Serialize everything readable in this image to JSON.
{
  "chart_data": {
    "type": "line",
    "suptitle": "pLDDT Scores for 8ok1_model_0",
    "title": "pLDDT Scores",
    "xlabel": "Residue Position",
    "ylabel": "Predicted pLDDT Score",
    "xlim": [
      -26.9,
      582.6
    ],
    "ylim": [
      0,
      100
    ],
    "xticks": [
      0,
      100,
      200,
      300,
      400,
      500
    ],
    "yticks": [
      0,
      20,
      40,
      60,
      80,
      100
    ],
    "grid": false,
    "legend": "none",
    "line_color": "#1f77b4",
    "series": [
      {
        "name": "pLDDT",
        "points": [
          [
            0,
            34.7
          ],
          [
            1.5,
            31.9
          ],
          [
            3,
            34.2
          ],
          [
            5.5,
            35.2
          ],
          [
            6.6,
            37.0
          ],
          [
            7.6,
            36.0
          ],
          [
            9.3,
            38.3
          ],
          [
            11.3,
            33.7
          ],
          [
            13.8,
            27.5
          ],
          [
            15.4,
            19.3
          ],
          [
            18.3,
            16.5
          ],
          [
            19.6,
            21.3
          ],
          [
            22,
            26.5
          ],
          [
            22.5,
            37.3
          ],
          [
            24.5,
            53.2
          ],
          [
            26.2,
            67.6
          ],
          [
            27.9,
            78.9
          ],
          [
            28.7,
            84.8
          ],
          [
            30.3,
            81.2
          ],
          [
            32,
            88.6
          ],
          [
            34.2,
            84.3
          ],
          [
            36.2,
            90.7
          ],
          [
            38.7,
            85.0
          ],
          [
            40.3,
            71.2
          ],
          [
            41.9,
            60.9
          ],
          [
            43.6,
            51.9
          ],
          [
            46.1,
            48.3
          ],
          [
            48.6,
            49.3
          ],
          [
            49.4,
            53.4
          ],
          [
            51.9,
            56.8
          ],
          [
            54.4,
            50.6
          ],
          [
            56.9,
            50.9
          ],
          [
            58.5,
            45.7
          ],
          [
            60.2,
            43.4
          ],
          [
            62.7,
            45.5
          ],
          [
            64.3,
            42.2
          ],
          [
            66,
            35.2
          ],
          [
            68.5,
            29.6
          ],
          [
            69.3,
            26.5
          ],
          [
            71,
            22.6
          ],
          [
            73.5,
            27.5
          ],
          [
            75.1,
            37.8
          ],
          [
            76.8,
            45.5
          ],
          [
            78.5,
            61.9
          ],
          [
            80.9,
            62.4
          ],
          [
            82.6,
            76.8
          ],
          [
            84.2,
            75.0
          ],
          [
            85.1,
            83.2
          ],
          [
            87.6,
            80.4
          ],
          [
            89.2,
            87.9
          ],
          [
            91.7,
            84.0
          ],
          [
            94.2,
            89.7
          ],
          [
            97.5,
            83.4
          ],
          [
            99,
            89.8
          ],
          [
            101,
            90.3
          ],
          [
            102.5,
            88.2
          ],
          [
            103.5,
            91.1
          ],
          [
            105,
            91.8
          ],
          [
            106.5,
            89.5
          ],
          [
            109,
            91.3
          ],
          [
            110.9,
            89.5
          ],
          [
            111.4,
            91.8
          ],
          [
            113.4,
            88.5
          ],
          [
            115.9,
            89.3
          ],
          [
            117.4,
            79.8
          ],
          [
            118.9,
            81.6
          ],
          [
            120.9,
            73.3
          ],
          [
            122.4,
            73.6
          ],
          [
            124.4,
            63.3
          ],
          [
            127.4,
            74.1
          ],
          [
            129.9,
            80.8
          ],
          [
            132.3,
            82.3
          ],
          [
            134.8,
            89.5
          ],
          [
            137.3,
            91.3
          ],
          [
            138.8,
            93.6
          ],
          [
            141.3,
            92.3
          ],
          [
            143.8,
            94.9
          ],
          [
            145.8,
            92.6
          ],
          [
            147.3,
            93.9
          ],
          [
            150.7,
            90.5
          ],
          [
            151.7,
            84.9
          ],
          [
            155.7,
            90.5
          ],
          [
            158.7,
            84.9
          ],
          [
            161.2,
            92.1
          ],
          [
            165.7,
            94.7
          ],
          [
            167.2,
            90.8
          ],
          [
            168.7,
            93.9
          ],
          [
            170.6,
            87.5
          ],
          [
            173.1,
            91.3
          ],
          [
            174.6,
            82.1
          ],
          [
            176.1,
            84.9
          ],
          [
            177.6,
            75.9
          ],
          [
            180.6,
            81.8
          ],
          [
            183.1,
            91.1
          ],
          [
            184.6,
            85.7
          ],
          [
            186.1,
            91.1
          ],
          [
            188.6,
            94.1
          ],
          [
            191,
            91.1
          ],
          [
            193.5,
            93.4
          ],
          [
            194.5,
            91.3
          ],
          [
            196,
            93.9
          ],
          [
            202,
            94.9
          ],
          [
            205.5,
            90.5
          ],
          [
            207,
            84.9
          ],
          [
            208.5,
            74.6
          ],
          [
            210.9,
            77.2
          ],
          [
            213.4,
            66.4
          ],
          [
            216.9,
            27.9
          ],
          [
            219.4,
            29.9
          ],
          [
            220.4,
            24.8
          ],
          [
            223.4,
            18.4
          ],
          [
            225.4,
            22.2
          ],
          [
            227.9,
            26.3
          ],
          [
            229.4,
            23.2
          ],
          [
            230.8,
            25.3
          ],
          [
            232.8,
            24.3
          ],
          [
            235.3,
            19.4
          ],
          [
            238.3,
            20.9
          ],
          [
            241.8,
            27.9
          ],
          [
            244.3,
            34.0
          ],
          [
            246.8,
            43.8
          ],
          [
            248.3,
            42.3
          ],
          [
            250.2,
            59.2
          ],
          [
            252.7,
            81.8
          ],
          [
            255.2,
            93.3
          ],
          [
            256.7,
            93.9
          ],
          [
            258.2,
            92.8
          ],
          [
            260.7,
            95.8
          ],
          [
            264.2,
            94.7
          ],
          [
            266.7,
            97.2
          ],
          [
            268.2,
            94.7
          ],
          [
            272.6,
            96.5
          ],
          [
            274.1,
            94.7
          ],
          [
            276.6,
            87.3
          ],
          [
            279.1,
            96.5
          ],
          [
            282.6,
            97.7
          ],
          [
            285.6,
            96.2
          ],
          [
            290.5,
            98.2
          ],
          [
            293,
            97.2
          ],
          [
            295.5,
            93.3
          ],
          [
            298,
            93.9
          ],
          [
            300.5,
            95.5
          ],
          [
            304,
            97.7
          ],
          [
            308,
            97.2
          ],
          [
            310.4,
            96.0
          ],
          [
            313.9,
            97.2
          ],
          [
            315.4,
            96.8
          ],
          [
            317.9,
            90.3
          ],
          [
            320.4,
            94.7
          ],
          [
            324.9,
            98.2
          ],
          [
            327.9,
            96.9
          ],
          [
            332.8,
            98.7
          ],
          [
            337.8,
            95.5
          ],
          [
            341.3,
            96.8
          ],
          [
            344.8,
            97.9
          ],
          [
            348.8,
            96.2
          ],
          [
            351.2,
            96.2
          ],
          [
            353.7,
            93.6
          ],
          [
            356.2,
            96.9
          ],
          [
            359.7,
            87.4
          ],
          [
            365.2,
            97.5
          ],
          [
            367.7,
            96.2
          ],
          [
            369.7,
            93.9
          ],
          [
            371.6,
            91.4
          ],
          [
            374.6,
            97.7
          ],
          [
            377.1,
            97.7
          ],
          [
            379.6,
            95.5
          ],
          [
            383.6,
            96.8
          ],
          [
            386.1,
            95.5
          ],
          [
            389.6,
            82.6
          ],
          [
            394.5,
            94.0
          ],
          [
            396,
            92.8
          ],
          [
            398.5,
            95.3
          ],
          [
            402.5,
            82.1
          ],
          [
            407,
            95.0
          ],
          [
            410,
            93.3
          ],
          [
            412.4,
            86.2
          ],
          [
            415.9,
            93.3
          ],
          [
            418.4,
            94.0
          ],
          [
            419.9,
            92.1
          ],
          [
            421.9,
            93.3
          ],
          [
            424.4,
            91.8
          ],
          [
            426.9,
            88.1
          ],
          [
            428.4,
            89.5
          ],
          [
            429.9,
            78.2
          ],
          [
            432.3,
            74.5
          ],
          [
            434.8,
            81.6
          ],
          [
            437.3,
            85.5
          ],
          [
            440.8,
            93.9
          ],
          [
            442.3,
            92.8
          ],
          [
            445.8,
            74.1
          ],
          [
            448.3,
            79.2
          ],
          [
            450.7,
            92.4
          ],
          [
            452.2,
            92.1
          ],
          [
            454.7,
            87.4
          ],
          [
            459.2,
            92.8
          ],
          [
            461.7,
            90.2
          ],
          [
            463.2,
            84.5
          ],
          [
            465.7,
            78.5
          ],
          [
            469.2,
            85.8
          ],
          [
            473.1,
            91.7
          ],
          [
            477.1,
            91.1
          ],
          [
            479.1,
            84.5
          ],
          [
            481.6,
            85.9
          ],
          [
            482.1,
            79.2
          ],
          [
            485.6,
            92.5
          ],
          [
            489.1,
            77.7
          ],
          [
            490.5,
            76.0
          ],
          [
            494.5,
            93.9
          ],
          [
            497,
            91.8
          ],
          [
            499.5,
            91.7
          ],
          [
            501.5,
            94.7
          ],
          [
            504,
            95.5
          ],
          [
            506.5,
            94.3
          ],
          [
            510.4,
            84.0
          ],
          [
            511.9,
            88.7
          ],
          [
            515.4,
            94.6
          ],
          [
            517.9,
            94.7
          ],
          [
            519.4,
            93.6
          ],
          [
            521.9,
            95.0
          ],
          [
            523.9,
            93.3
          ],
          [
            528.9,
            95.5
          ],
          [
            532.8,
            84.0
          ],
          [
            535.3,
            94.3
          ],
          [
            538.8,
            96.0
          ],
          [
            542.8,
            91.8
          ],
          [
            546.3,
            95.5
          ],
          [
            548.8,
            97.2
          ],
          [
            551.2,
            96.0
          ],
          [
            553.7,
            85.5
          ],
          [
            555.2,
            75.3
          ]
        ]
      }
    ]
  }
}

- _EXERCISE_: The answer must consist solely of the number of lines in the entries that contain the word "pLDDT".

- _REPLY TO THE TASK_: 4